- Input -
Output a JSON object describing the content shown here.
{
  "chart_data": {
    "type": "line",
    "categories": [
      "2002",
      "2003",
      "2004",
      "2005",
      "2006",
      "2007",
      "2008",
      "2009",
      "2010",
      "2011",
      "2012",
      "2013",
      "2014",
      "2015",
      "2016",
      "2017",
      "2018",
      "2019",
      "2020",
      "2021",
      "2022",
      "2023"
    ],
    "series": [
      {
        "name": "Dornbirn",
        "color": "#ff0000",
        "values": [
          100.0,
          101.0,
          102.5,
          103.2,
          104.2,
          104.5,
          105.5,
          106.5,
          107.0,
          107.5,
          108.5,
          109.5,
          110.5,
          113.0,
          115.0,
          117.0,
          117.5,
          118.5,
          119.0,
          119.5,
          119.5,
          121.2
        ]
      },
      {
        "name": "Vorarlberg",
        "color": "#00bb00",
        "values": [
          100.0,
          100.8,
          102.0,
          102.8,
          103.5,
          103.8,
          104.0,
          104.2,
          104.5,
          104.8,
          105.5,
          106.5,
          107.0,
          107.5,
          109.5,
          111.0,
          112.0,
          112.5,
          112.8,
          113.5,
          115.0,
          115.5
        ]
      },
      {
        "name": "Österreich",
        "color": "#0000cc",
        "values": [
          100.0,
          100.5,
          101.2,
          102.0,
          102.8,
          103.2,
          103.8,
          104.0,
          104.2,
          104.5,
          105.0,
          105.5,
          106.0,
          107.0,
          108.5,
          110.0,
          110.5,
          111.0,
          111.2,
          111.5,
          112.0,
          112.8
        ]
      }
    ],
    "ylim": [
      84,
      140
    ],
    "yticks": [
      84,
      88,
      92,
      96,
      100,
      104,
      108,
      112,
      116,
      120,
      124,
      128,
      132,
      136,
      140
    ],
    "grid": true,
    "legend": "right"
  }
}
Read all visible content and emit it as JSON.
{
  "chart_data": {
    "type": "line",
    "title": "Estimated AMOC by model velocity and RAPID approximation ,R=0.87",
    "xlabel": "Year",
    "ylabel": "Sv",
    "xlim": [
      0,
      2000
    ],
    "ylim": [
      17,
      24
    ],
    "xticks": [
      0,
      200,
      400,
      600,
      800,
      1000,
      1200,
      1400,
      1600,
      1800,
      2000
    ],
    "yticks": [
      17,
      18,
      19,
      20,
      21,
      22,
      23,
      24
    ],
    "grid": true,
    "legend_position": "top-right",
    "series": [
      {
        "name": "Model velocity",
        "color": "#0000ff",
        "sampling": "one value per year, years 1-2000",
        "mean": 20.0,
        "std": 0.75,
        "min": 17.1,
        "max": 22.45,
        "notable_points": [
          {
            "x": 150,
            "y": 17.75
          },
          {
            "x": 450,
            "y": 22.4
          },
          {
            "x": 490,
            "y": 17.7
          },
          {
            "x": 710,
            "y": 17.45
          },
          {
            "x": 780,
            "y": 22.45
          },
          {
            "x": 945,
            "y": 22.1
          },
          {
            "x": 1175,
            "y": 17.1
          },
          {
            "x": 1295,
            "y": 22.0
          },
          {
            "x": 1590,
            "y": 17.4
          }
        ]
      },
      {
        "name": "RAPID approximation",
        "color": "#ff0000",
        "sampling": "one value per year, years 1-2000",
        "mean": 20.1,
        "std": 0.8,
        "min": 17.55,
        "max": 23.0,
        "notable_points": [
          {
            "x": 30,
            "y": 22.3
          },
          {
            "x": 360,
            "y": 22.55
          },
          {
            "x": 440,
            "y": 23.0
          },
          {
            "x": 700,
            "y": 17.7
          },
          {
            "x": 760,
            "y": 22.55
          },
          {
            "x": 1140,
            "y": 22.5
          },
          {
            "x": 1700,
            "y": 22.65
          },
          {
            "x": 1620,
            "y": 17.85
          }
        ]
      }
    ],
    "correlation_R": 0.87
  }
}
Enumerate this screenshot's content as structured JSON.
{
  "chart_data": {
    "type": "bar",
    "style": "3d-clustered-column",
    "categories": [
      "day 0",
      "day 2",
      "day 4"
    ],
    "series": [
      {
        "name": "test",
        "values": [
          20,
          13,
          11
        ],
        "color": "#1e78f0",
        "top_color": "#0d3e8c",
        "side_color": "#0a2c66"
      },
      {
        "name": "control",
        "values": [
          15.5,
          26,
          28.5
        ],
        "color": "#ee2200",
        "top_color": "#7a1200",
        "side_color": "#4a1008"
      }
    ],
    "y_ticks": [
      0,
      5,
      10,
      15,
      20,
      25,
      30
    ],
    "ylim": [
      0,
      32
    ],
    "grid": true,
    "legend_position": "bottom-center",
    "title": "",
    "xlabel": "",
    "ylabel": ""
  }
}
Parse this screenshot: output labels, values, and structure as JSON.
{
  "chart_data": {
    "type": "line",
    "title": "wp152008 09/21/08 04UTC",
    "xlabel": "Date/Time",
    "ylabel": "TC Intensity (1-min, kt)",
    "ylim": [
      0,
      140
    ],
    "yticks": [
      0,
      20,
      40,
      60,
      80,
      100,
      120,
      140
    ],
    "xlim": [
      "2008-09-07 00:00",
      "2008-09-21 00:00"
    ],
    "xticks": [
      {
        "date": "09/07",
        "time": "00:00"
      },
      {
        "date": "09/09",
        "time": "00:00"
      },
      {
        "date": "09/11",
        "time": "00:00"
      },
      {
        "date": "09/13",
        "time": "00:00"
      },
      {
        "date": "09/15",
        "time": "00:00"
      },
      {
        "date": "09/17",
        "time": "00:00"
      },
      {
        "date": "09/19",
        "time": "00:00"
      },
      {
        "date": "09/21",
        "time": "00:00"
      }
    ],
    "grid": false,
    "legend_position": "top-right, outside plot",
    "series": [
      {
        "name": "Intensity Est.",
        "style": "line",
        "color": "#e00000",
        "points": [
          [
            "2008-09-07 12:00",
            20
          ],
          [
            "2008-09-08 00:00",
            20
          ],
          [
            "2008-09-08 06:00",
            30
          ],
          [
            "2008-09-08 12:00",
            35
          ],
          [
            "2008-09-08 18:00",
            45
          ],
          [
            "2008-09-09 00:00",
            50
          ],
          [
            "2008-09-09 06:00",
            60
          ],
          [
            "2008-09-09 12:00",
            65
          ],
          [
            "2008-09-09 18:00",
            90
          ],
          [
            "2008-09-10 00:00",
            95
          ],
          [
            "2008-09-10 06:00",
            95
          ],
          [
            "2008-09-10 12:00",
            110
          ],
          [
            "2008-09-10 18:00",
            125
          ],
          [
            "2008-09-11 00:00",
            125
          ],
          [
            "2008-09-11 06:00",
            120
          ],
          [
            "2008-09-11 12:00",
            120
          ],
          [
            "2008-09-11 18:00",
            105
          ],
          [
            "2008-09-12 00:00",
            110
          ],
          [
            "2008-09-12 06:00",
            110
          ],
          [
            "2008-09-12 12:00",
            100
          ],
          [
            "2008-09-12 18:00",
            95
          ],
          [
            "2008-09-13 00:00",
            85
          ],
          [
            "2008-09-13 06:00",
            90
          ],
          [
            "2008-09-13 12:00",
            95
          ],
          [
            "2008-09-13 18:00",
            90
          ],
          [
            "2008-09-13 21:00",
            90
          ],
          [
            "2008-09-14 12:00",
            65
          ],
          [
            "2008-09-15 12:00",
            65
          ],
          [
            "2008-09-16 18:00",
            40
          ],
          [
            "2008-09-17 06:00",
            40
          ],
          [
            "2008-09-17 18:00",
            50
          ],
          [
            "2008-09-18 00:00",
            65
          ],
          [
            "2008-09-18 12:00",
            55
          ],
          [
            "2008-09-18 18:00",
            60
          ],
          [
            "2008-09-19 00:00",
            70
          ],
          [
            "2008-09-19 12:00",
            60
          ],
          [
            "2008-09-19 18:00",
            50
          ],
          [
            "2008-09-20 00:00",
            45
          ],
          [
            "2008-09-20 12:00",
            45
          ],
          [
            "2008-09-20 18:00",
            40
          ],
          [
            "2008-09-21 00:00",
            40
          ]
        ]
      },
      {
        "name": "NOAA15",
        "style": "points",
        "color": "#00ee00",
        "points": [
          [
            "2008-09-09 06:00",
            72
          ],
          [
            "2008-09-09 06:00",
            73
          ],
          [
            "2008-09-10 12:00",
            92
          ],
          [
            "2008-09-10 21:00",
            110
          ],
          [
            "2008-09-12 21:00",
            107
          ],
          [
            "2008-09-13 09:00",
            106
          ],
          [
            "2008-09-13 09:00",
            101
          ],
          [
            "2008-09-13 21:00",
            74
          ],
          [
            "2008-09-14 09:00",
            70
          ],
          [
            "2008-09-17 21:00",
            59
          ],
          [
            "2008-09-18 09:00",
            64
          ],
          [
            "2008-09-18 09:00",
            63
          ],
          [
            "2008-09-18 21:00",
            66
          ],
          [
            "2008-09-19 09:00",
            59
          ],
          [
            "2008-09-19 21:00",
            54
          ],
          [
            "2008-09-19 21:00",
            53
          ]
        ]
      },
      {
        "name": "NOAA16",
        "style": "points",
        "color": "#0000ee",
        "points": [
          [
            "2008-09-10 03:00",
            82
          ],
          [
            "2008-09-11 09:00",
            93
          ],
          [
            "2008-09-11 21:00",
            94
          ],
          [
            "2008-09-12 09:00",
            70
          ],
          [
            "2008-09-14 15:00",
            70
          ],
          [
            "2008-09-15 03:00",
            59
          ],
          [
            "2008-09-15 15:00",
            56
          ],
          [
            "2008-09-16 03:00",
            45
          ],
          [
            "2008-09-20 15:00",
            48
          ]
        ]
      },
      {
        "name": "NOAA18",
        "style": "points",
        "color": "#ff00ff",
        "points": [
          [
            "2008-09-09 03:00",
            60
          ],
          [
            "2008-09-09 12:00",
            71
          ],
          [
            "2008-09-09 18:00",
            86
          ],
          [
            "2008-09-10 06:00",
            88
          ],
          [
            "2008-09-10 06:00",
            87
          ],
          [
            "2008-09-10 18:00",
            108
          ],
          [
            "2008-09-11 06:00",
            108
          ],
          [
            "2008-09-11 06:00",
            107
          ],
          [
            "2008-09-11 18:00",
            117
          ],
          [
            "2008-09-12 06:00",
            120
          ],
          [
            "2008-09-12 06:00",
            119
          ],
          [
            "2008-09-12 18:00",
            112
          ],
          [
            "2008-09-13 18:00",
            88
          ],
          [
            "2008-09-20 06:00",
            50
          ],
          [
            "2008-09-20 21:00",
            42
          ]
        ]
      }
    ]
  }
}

- Aim of the exercise -
The word "Intensity" may appear on some lines of these records; state how many such lines there are, and nothing else.

- Task response -
2